[Dataset items]
▽
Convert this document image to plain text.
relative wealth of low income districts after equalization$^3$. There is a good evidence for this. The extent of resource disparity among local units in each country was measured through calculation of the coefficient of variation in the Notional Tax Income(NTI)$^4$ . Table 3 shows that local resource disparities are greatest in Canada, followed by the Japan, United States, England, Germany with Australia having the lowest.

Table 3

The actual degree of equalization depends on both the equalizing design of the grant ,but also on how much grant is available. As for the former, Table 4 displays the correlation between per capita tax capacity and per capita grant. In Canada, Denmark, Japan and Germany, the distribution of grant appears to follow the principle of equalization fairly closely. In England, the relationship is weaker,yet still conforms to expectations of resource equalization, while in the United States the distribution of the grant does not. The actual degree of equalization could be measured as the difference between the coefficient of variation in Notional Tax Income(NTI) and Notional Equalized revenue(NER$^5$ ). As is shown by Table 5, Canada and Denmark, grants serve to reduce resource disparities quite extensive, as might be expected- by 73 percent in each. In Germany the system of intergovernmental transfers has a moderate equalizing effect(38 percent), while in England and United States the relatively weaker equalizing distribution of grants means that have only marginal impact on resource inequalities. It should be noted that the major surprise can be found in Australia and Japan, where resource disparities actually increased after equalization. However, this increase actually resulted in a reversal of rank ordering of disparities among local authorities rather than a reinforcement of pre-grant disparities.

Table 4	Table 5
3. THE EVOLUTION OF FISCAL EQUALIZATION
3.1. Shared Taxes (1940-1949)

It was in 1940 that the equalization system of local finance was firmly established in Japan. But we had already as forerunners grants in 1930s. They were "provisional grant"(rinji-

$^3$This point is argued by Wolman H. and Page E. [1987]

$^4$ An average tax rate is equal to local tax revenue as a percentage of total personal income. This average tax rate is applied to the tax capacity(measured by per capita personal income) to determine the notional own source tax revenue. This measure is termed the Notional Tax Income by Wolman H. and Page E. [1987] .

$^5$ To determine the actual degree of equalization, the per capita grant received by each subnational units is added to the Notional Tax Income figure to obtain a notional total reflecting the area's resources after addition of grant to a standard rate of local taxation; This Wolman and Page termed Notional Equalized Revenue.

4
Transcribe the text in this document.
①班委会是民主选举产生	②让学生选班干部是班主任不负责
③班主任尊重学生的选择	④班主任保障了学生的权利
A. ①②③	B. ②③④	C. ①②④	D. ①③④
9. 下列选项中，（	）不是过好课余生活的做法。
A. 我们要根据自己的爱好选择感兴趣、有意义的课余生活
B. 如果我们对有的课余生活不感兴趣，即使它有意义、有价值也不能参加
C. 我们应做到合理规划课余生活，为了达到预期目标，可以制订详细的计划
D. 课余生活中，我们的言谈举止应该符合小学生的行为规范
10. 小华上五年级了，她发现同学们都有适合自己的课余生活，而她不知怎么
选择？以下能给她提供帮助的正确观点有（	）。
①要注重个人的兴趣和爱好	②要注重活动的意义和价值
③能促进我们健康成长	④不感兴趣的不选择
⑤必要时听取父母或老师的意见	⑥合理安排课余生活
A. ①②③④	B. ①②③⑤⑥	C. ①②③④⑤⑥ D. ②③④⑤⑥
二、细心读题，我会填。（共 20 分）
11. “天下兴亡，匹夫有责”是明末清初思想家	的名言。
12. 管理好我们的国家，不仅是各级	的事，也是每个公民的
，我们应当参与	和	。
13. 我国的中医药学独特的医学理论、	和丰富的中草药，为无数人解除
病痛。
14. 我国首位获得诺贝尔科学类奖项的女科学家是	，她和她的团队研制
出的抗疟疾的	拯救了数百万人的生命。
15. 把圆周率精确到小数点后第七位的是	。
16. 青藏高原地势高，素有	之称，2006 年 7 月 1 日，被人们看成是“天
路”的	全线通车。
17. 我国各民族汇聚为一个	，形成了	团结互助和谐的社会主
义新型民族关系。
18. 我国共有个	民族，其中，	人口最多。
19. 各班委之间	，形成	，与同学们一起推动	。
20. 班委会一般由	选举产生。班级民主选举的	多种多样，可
△
AIM OF THE TASK — Your output consists solely of the lines from the one with "Transcribe the text in this document." through the last line, copied exactly.

OUTPUT OF THE EXERCISE —
Transcribe the text in this document.
①班委会是民主选举产生	②让学生选班干部是班主任不负责
③班主任尊重学生的选择	④班主任保障了学生的权利
A. ①②③	B. ②③④	C. ①②④	D. ①③④
9. 下列选项中，（	）不是过好课余生活的做法。
A. 我们要根据自己的爱好选择感兴趣、有意义的课余生活
B. 如果我们对有的课余生活不感兴趣，即使它有意义、有价值也不能参加
C. 我们应做到合理规划课余生活，为了达到预期目标，可以制订详细的计划
D. 课余生活中，我们的言谈举止应该符合小学生的行为规范
10. 小华上五年级了，她发现同学们都有适合自己的课余生活，而她不知怎么
选择？以下能给她提供帮助的正确观点有（	）。
①要注重个人的兴趣和爱好	②要注重活动的意义和价值
③能促进我们健康成长	④不感兴趣的不选择
⑤必要时听取父母或老师的意见	⑥合理安排课余生活
A. ①②③④	B. ①②③⑤⑥	C. ①②③④⑤⑥ D. ②③④⑤⑥
二、细心读题，我会填。（共 20 分）
11. “天下兴亡，匹夫有责”是明末清初思想家	的名言。
12. 管理好我们的国家，不仅是各级	的事，也是每个公民的
，我们应当参与	和	。
13. 我国的中医药学独特的医学理论、	和丰富的中草药，为无数人解除
病痛。
14. 我国首位获得诺贝尔科学类奖项的女科学家是	，她和她的团队研制
出的抗疟疾的	拯救了数百万人的生命。
15. 把圆周率精确到小数点后第七位的是	。
16. 青藏高原地势高，素有	之称，2006 年 7 月 1 日，被人们看成是“天
路”的	全线通车。
17. 我国各民族汇聚为一个	，形成了	团结互助和谐的社会主
义新型民族关系。
18. 我国共有个	民族，其中，	人口最多。
19. 各班委之间	，形成	，与同学们一起推动	。
20. 班委会一般由	选举产生。班级民主选举的	多种多样，可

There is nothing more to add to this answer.